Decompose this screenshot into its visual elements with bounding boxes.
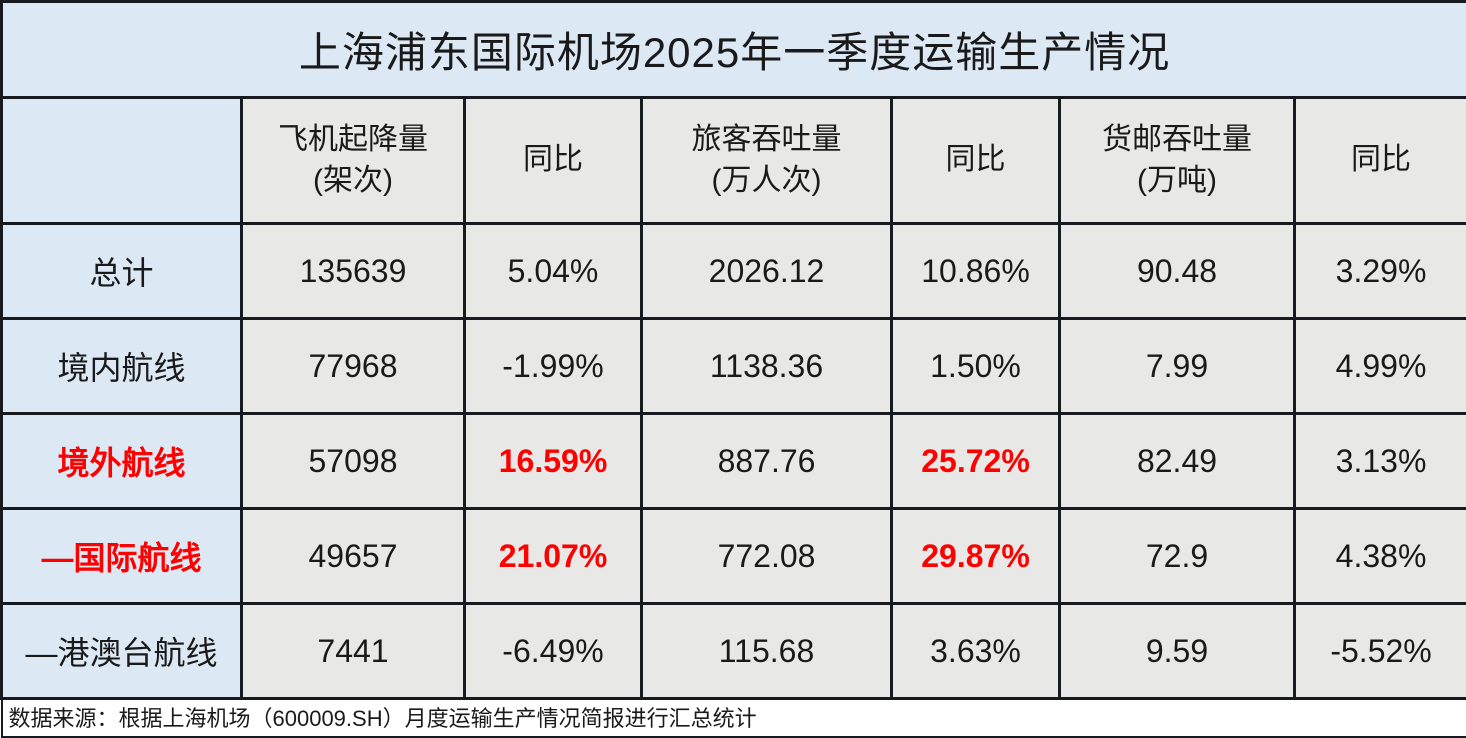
table-row-international: —国际航线 49657 21.07% 772.08 29.87% 72.9 4.… xyxy=(2,509,1466,604)
table-cell: 21.07% xyxy=(465,509,642,604)
table-cell: 772.08 xyxy=(642,509,892,604)
header-title: 旅客吞吐量 xyxy=(643,120,890,161)
table-row-domestic: 境内航线 77968 -1.99% 1138.36 1.50% 7.99 4.9… xyxy=(2,319,1466,414)
table-cell: 16.59% xyxy=(465,414,642,509)
header-unit: (万吨) xyxy=(1061,161,1293,202)
table-cell: 4.38% xyxy=(1295,509,1466,604)
table-row-total: 总计 135639 5.04% 2026.12 10.86% 90.48 3.2… xyxy=(2,224,1466,319)
row-label-outbound: 境外航线 xyxy=(2,414,242,509)
row-label-domestic: 境内航线 xyxy=(2,319,242,414)
row-label-total: 总计 xyxy=(2,224,242,319)
header-yoy-passenger: 同比 xyxy=(892,98,1060,224)
table-cell: 29.87% xyxy=(892,509,1060,604)
table-cell: 887.76 xyxy=(642,414,892,509)
header-corner-empty xyxy=(2,98,242,224)
table-row-hk-macao-taiwan: —港澳台航线 7441 -6.49% 115.68 3.63% 9.59 -5.… xyxy=(2,604,1466,699)
table-cell: 5.04% xyxy=(465,224,642,319)
data-source-note: 数据来源：根据上海机场（600009.SH）月度运输生产情况简报进行汇总统计 xyxy=(2,699,1466,738)
table-cell: 10.86% xyxy=(892,224,1060,319)
row-label-international: —国际航线 xyxy=(2,509,242,604)
table-row-outbound: 境外航线 57098 16.59% 887.76 25.72% 82.49 3.… xyxy=(2,414,1466,509)
header-title: 同比 xyxy=(466,140,640,181)
table-cell: 2026.12 xyxy=(642,224,892,319)
table-cell: 77968 xyxy=(242,319,465,414)
table-cell: 82.49 xyxy=(1060,414,1295,509)
table-cell: 90.48 xyxy=(1060,224,1295,319)
table-cell: -6.49% xyxy=(465,604,642,699)
header-title: 飞机起降量 xyxy=(243,120,463,161)
table-cell: -1.99% xyxy=(465,319,642,414)
table-header-row: 飞机起降量 (架次) 同比 旅客吞吐量 (万人次) 同比 货邮吞吐量 (万吨) … xyxy=(2,98,1466,224)
table-cell: 3.13% xyxy=(1295,414,1466,509)
header-aircraft-movements: 飞机起降量 (架次) xyxy=(242,98,465,224)
table-cell: 7.99 xyxy=(1060,319,1295,414)
row-label-hk-macao-taiwan: —港澳台航线 xyxy=(2,604,242,699)
table-cell: 25.72% xyxy=(892,414,1060,509)
footer-row: 数据来源：根据上海机场（600009.SH）月度运输生产情况简报进行汇总统计 xyxy=(2,699,1466,738)
header-title: 同比 xyxy=(893,140,1058,181)
header-unit: (万人次) xyxy=(643,161,890,202)
table-cell: 3.63% xyxy=(892,604,1060,699)
table-cell: 72.9 xyxy=(1060,509,1295,604)
table-cell: 57098 xyxy=(242,414,465,509)
page-title: 上海浦东国际机场2025年一季度运输生产情况 xyxy=(2,2,1466,98)
header-yoy-aircraft: 同比 xyxy=(465,98,642,224)
table-cell: 135639 xyxy=(242,224,465,319)
table-cell: -5.52% xyxy=(1295,604,1466,699)
table-cell: 9.59 xyxy=(1060,604,1295,699)
header-title: 货邮吞吐量 xyxy=(1061,120,1293,161)
header-unit: (架次) xyxy=(243,161,463,202)
table-cell: 1138.36 xyxy=(642,319,892,414)
table-cell: 4.99% xyxy=(1295,319,1466,414)
table-cell: 49657 xyxy=(242,509,465,604)
title-row: 上海浦东国际机场2025年一季度运输生产情况 xyxy=(2,2,1466,98)
header-yoy-cargo: 同比 xyxy=(1295,98,1466,224)
table-cell: 3.29% xyxy=(1295,224,1466,319)
header-passenger-throughput: 旅客吞吐量 (万人次) xyxy=(642,98,892,224)
table-cell: 1.50% xyxy=(892,319,1060,414)
table-cell: 115.68 xyxy=(642,604,892,699)
header-cargo-mail-throughput: 货邮吞吐量 (万吨) xyxy=(1060,98,1295,224)
header-title: 同比 xyxy=(1296,140,1466,181)
table-cell: 7441 xyxy=(242,604,465,699)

+ + + +

(TASK STATEMENT) Lay out every line of the records above as a numbered list, leaving out any blank lines and the pictures.

(IN RESPONSE)
1. Decompose this screenshot into its visual elements with bounding boxes.
2. table-row-international: —国际航线 49657 21.07% 772.08 29.87% 72.9 4.… xyxy=(2,509,1466,604)
3. table-cell: 21.07% xyxy=(465,509,642,604)
4. table-cell: 772.08 xyxy=(642,509,892,604)
5. header-title: 旅客吞吐量 xyxy=(643,120,890,161)
6. table-row-domestic: 境内航线 77968 -1.99% 1138.36 1.50% 7.99 4.9… xyxy=(2,319,1466,414)
7. table-cell: 16.59% xyxy=(465,414,642,509)
8. header-unit: (万吨) xyxy=(1061,161,1293,202)
9. table-cell: 4.38% xyxy=(1295,509,1466,604)
10. table-row-total: 总计 135639 5.04% 2026.12 10.86% 90.48 3.2… xyxy=(2,224,1466,319)
11. row-label-outbound: 境外航线 xyxy=(2,414,242,509)
12. row-label-domestic: 境内航线 xyxy=(2,319,242,414)
13. row-label-total: 总计 xyxy=(2,224,242,319)
14. header-yoy-passenger: 同比 xyxy=(892,98,1060,224)
15. table-cell: 29.87% xyxy=(892,509,1060,604)
16. table-cell: 887.76 xyxy=(642,414,892,509)
17. header-corner-empty xyxy=(2,98,242,224)
18. table-row-hk-macao-taiwan: —港澳台航线 7441 -6.49% 115.68 3.63% 9.59 -5.… xyxy=(2,604,1466,699)
19. table-cell: 5.04% xyxy=(465,224,642,319)
20. data-source-note: 数据来源：根据上海机场（600009.SH）月度运输生产情况简报进行汇总统计 xyxy=(2,699,1466,738)
21. table-cell: 10.86% xyxy=(892,224,1060,319)
22. row-label-international: —国际航线 xyxy=(2,509,242,604)
23. table-row-outbound: 境外航线 57098 16.59% 887.76 25.72% 82.49 3.… xyxy=(2,414,1466,509)
24. header-title: 同比 xyxy=(466,140,640,181)
25. table-cell: 2026.12 xyxy=(642,224,892,319)
26. table-cell: 77968 xyxy=(242,319,465,414)
27. table-cell: 82.49 xyxy=(1060,414,1295,509)
28. table-cell: 90.48 xyxy=(1060,224,1295,319)
29. table-cell: -6.49% xyxy=(465,604,642,699)
30. header-title: 飞机起降量 xyxy=(243,120,463,161)
31. table-cell: -1.99% xyxy=(465,319,642,414)
32. table-header-row: 飞机起降量 (架次) 同比 旅客吞吐量 (万人次) 同比 货邮吞吐量 (万吨) … xyxy=(2,98,1466,224)
33. table-cell: 3.13% xyxy=(1295,414,1466,509)
34. header-aircraft-movements: 飞机起降量 (架次) xyxy=(242,98,465,224)
35. table-cell: 7.99 xyxy=(1060,319,1295,414)
36. row-label-hk-macao-taiwan: —港澳台航线 xyxy=(2,604,242,699)
37. table-cell: 25.72% xyxy=(892,414,1060,509)
38. footer-row: 数据来源：根据上海机场（600009.SH）月度运输生产情况简报进行汇总统计 xyxy=(2,699,1466,738)
39. header-title: 同比 xyxy=(893,140,1058,181)
40. header-unit: (万人次) xyxy=(643,161,890,202)
41. table-cell: 3.63% xyxy=(892,604,1060,699)
42. table-cell: 72.9 xyxy=(1060,509,1295,604)
43. table-cell: 57098 xyxy=(242,414,465,509)
44. page-title: 上海浦东国际机场2025年一季度运输生产情况 xyxy=(2,2,1466,98)
45. header-yoy-aircraft: 同比 xyxy=(465,98,642,224)
46. table-cell: 135639 xyxy=(242,224,465,319)
47. table-cell: -5.52% xyxy=(1295,604,1466,699)
48. table-cell: 9.59 xyxy=(1060,604,1295,699)
49. header-title: 货邮吞吐量 xyxy=(1061,120,1293,161)
50. header-unit: (架次) xyxy=(243,161,463,202)
51. table-cell: 1138.36 xyxy=(642,319,892,414)
52. table-cell: 4.99% xyxy=(1295,319,1466,414)
53. table-cell: 49657 xyxy=(242,509,465,604)
54. title-row: 上海浦东国际机场2025年一季度运输生产情况 xyxy=(2,2,1466,98)
55. header-yoy-cargo: 同比 xyxy=(1295,98,1466,224)
56. table-cell: 3.29% xyxy=(1295,224,1466,319)
57. header-passenger-throughput: 旅客吞吐量 (万人次) xyxy=(642,98,892,224)
58. table-cell: 1.50% xyxy=(892,319,1060,414)
59. table-cell: 115.68 xyxy=(642,604,892,699)
60. header-cargo-mail-throughput: 货邮吞吐量 (万吨) xyxy=(1060,98,1295,224)
61. header-title: 同比 xyxy=(1296,140,1466,181)
62. table-cell: 7441 xyxy=(242,604,465,699)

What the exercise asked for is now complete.